### Instructions to follow
Repeat the entire listing exactly as written.

### Records supplied
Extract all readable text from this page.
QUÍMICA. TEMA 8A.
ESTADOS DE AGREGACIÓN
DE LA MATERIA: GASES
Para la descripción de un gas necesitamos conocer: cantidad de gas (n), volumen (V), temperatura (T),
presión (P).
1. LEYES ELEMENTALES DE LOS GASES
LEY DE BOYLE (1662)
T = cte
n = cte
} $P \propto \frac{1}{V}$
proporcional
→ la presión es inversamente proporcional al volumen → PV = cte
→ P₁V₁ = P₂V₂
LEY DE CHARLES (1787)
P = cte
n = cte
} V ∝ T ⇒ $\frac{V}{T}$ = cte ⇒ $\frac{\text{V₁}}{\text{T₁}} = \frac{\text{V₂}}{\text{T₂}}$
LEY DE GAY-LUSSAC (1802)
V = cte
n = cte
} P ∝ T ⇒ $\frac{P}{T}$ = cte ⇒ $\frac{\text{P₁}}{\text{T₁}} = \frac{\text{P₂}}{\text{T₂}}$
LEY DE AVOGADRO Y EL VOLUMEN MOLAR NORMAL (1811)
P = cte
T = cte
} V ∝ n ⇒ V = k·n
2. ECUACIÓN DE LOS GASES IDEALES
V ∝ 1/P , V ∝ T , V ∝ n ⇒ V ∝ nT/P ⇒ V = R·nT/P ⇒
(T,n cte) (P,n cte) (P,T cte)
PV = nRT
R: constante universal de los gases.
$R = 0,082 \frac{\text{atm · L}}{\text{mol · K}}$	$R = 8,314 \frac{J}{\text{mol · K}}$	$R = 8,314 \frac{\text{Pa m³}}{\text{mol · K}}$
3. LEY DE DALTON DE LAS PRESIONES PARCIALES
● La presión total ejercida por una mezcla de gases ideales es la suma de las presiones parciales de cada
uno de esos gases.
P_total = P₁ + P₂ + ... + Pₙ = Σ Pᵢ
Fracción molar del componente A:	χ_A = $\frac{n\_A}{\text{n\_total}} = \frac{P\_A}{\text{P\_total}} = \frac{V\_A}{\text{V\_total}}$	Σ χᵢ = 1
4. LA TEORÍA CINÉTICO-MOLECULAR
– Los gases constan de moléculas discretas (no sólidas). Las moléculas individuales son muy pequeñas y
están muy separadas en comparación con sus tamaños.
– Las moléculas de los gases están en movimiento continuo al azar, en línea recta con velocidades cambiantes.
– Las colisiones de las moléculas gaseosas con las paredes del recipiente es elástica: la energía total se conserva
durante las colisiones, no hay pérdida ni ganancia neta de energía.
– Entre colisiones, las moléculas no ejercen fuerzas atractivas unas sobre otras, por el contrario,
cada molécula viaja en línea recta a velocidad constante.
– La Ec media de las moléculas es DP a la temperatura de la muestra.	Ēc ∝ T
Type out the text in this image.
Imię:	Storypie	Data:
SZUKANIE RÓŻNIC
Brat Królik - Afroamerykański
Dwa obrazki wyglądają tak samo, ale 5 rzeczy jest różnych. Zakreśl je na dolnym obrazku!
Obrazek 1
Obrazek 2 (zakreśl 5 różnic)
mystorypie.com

### Response to the exercise
Extract all readable text from this page.
QUÍMICA. TEMA 8A.
ESTADOS DE AGREGACIÓN
DE LA MATERIA: GASES
Para la descripción de un gas necesitamos conocer: cantidad de gas (n), volumen (V), temperatura (T),
presión (P).
1. LEYES ELEMENTALES DE LOS GASES
LEY DE BOYLE (1662)
T = cte
n = cte
} $P \propto \frac{1}{V}$
proporcional
→ la presión es inversamente proporcional al volumen → PV = cte
→ P₁V₁ = P₂V₂
LEY DE CHARLES (1787)
P = cte
n = cte
} V ∝ T ⇒ $\frac{V}{T}$ = cte ⇒ $\frac{\text{V₁}}{\text{T₁}} = \frac{\text{V₂}}{\text{T₂}}$
LEY DE GAY-LUSSAC (1802)
V = cte
n = cte
} P ∝ T ⇒ $\frac{P}{T}$ = cte ⇒ $\frac{\text{P₁}}{\text{T₁}} = \frac{\text{P₂}}{\text{T₂}}$
LEY DE AVOGADRO Y EL VOLUMEN MOLAR NORMAL (1811)
P = cte
T = cte
} V ∝ n ⇒ V = k·n
2. ECUACIÓN DE LOS GASES IDEALES
V ∝ 1/P , V ∝ T , V ∝ n ⇒ V ∝ nT/P ⇒ V = R·nT/P ⇒
(T,n cte) (P,n cte) (P,T cte)
PV = nRT
R: constante universal de los gases.
$R = 0,082 \frac{\text{atm · L}}{\text{mol · K}}$	$R = 8,314 \frac{J}{\text{mol · K}}$	$R = 8,314 \frac{\text{Pa m³}}{\text{mol · K}}$
3. LEY DE DALTON DE LAS PRESIONES PARCIALES
● La presión total ejercida por una mezcla de gases ideales es la suma de las presiones parciales de cada
uno de esos gases.
P_total = P₁ + P₂ + ... + Pₙ = Σ Pᵢ
Fracción molar del componente A:	χ_A = $\frac{n\_A}{\text{n\_total}} = \frac{P\_A}{\text{P\_total}} = \frac{V\_A}{\text{V\_total}}$	Σ χᵢ = 1
4. LA TEORÍA CINÉTICO-MOLECULAR
– Los gases constan de moléculas discretas (no sólidas). Las moléculas individuales son muy pequeñas y
están muy separadas en comparación con sus tamaños.
– Las moléculas de los gases están en movimiento continuo al azar, en línea recta con velocidades cambiantes.
– Las colisiones de las moléculas gaseosas con las paredes del recipiente es elástica: la energía total se conserva
durante las colisiones, no hay pérdida ni ganancia neta de energía.
– Entre colisiones, las moléculas no ejercen fuerzas atractivas unas sobre otras, por el contrario,
cada molécula viaja en línea recta a velocidad constante.
– La Ec media de las moléculas es DP a la temperatura de la muestra.	Ēc ∝ T
Type out the text in this image.
Imię:	Storypie	Data:
SZUKANIE RÓŻNIC
Brat Królik - Afroamerykański
Dwa obrazki wyglądają tak samo, ale 5 rzeczy jest różnych. Zakreśl je na dolnym obrazku!
Obrazek 1
Obrazek 2 (zakreśl 5 różnic)
mystorypie.com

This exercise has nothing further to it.